Input rows ->
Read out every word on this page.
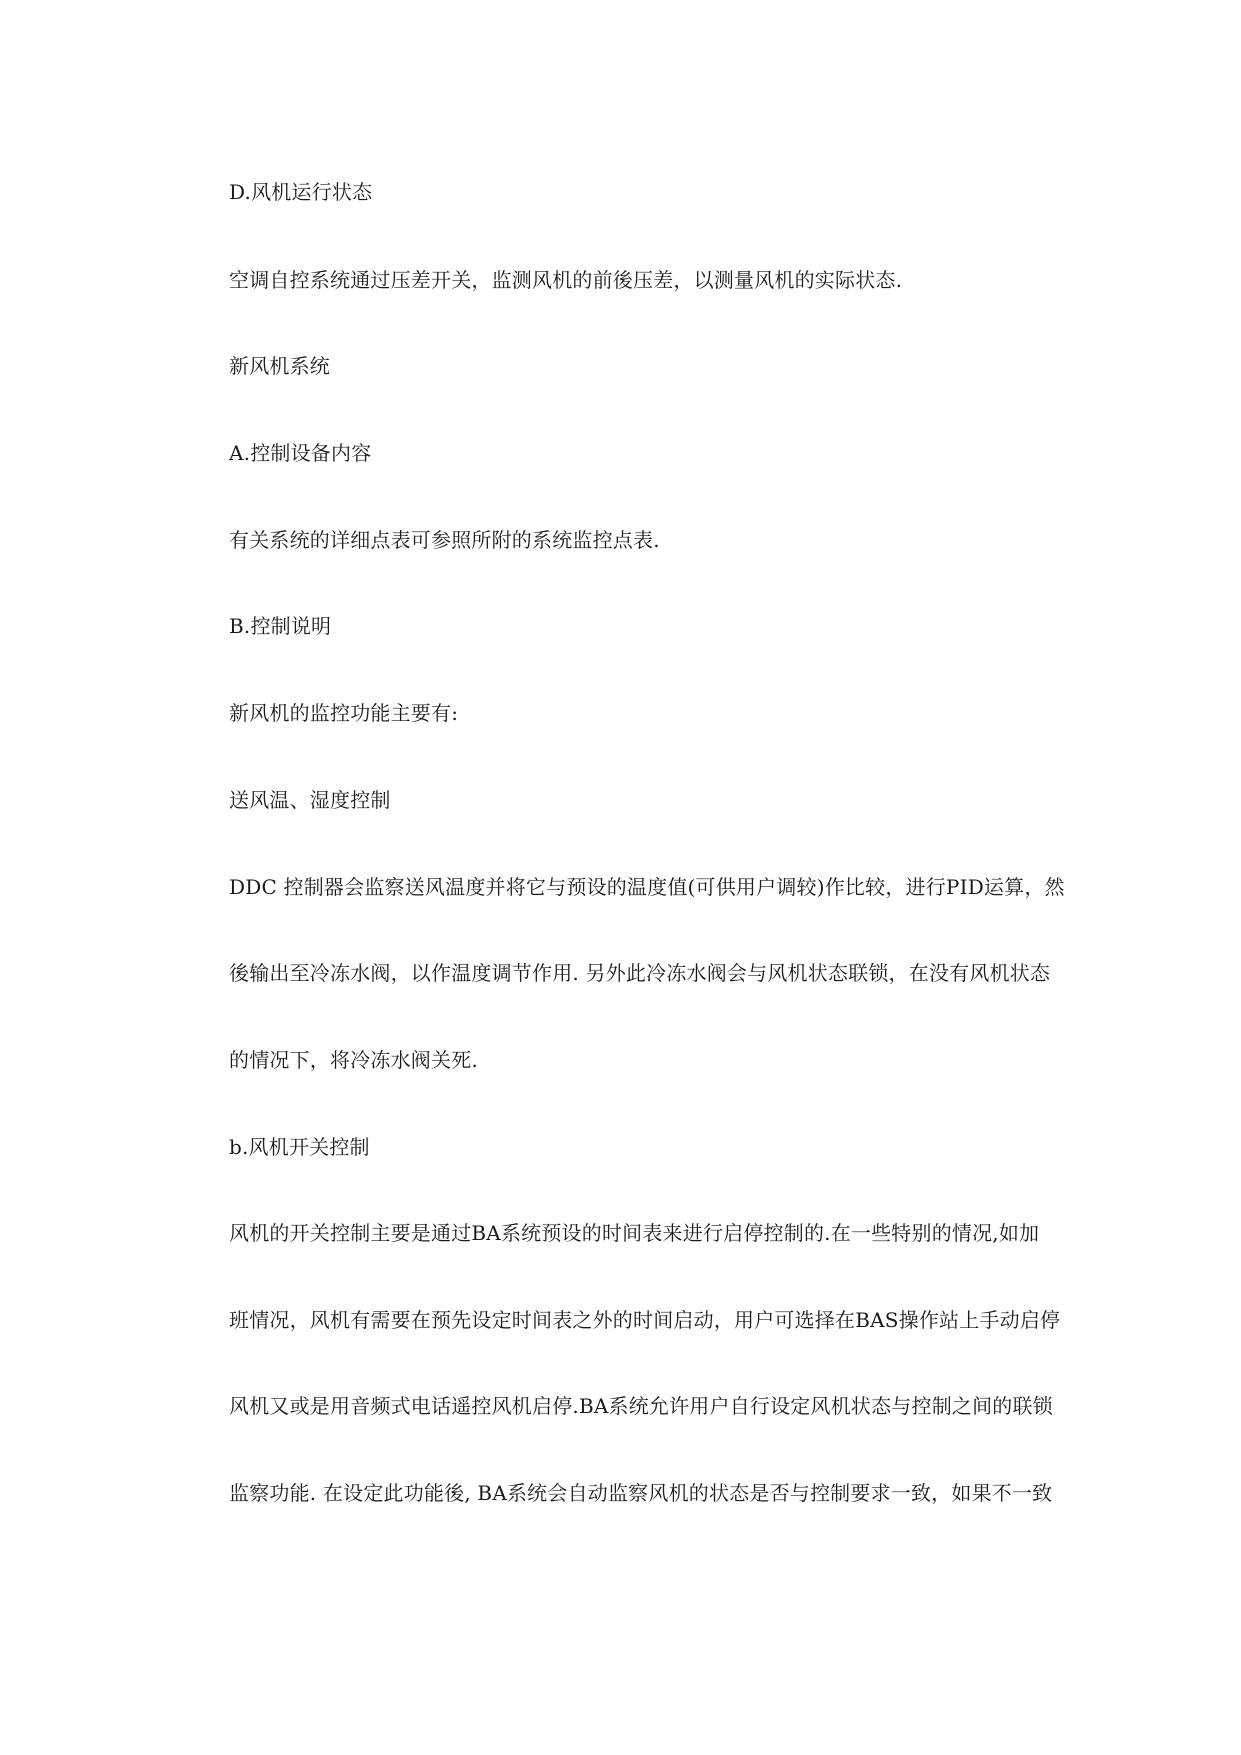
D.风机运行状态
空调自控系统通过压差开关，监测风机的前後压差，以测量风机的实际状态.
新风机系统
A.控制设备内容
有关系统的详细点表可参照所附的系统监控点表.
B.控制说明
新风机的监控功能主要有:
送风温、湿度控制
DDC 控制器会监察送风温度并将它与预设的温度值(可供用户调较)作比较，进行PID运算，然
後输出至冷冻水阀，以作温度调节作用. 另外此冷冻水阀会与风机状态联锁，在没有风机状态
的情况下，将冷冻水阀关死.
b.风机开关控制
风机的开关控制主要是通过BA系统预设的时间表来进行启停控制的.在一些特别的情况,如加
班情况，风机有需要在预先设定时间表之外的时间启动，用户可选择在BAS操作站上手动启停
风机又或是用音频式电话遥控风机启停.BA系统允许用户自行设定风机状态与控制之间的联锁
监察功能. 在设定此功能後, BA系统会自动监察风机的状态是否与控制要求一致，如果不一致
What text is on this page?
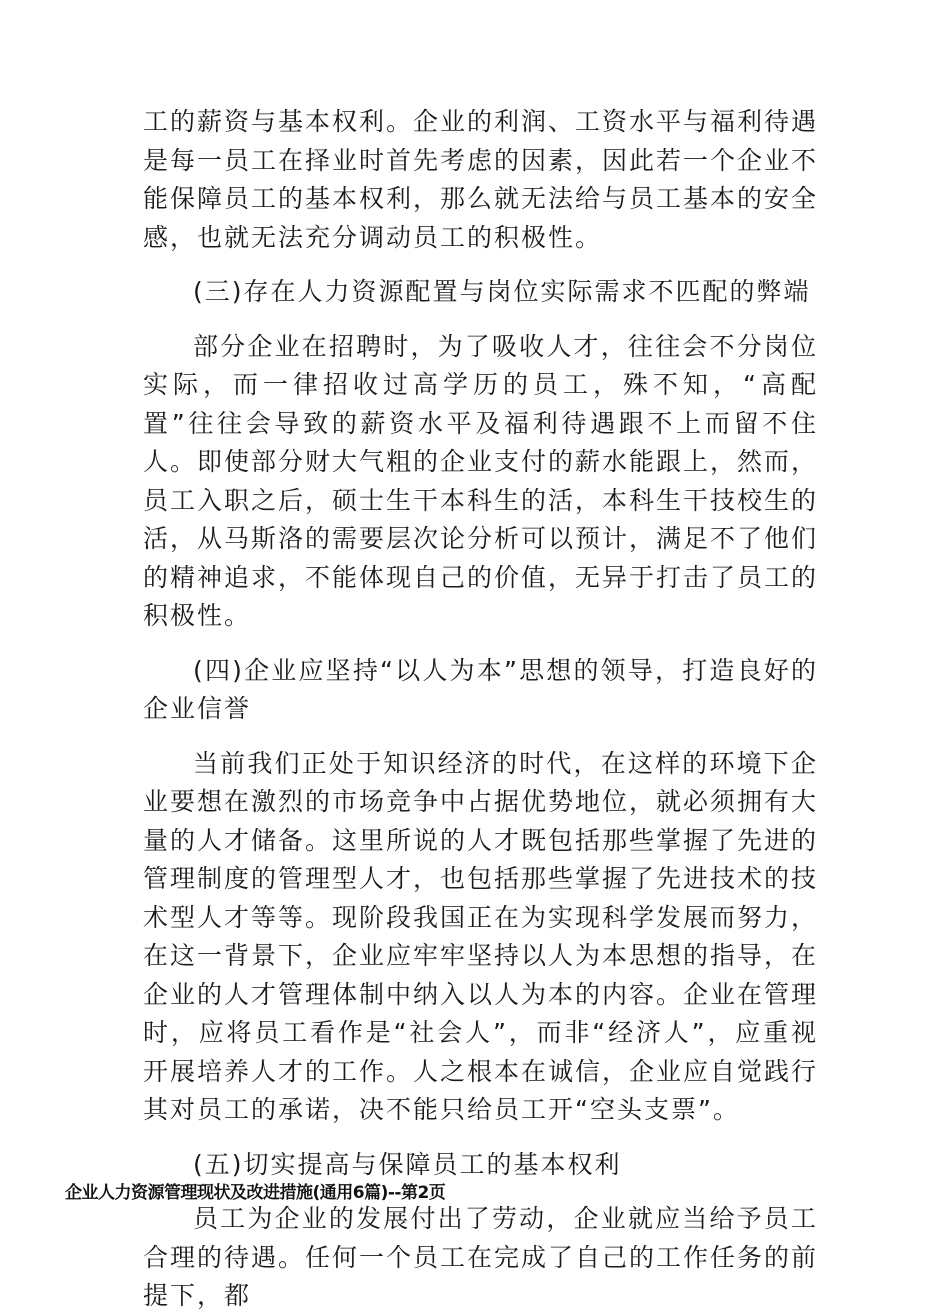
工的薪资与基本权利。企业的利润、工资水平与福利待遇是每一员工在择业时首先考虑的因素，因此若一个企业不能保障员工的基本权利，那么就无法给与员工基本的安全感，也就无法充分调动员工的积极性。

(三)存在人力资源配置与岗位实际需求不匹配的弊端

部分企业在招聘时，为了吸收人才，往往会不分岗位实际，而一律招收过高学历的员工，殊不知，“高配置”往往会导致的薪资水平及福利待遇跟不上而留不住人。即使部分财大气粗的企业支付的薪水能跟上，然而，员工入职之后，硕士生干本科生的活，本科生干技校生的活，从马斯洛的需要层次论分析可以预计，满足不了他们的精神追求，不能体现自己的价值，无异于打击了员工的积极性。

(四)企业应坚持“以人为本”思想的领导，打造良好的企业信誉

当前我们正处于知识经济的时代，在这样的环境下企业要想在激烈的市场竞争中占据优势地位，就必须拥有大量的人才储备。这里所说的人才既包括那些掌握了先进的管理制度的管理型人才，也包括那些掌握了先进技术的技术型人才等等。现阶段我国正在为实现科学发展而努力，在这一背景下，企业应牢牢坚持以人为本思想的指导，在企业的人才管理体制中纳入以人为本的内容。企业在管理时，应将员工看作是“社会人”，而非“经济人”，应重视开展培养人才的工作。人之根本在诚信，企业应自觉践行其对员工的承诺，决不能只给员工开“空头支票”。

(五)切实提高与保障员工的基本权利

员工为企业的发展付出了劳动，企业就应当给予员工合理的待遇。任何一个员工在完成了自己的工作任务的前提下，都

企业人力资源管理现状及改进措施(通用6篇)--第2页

* * *

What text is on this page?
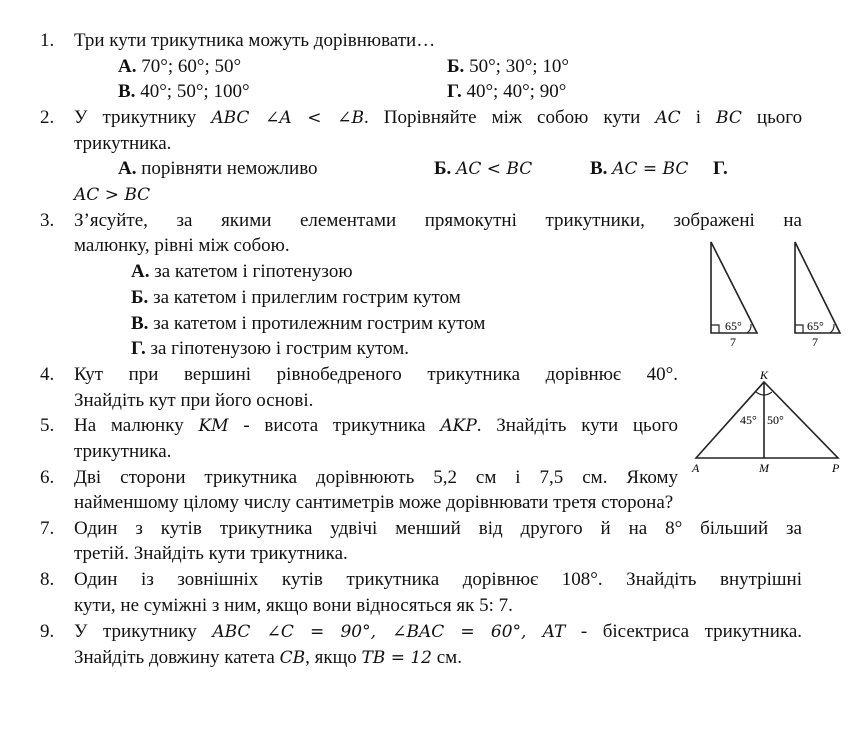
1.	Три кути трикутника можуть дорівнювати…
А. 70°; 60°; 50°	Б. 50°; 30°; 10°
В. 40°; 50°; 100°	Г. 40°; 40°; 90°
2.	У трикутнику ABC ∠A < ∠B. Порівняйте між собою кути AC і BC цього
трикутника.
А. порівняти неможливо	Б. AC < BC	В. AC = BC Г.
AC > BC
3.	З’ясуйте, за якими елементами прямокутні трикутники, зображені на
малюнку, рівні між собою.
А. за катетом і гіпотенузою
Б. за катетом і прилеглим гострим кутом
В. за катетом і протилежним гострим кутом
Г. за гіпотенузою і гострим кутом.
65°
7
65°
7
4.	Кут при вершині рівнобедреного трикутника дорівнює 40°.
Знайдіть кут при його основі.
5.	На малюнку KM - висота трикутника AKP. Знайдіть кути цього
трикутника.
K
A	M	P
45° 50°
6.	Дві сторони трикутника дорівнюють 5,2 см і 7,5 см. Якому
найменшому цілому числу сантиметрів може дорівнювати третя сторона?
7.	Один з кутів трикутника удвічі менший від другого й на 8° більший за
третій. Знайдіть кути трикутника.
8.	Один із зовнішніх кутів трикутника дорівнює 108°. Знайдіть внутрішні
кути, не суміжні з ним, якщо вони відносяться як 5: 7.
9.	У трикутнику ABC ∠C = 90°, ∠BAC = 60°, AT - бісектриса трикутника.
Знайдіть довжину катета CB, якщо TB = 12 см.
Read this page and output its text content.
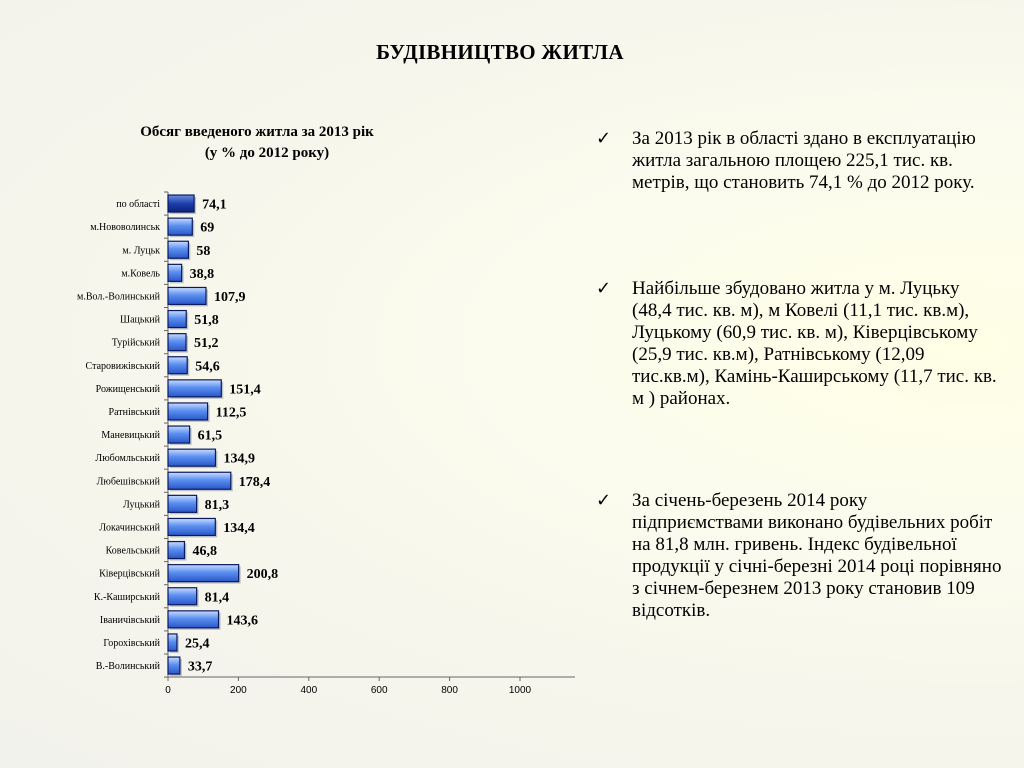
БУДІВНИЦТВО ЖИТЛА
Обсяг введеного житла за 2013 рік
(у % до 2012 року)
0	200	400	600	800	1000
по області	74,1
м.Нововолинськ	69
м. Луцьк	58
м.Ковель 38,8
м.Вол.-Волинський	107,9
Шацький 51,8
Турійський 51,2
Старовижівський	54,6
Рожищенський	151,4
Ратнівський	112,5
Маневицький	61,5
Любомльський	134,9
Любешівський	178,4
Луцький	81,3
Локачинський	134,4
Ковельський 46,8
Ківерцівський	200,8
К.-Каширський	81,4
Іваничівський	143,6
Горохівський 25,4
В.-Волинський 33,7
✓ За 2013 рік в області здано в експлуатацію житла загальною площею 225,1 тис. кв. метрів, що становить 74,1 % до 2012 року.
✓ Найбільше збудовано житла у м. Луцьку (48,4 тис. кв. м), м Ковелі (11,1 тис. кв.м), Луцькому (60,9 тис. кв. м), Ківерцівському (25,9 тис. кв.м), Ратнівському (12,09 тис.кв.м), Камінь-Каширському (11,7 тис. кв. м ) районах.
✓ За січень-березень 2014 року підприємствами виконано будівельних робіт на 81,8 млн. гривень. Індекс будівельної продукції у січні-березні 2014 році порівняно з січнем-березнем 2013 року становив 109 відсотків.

==

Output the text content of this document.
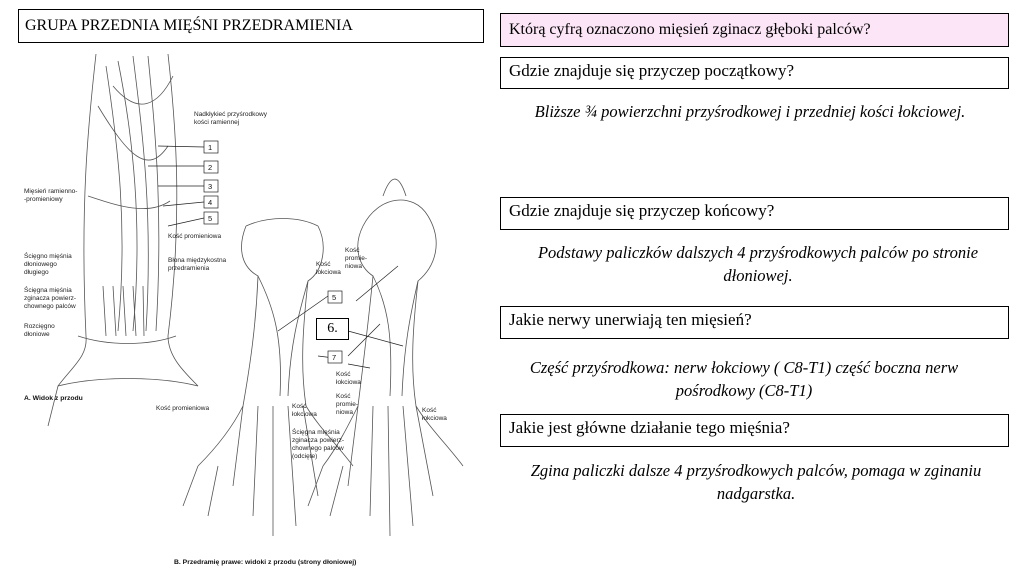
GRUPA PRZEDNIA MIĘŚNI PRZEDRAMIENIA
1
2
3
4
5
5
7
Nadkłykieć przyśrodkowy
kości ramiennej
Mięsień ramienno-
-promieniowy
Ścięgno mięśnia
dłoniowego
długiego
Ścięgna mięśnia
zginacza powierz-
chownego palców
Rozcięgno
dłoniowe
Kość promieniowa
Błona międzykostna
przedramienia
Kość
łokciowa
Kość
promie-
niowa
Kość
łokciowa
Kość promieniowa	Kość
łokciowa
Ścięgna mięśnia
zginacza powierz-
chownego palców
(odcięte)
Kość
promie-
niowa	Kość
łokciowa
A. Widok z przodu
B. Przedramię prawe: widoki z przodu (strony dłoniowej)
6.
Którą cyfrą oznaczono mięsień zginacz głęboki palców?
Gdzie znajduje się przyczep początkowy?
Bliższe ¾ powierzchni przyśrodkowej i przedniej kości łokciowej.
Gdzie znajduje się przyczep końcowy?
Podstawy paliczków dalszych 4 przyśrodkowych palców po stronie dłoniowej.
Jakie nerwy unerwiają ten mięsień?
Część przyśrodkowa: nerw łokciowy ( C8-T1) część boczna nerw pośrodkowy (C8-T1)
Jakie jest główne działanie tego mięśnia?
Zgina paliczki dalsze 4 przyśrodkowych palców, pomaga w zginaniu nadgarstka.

Exercise -> Find the word "собою" in the data and show each line that holds it.

Output below ->
2.	У трикутнику ABC ∠A < ∠B. Порівняйте між собою кути AC і BC цього
малюнку, рівні між собою.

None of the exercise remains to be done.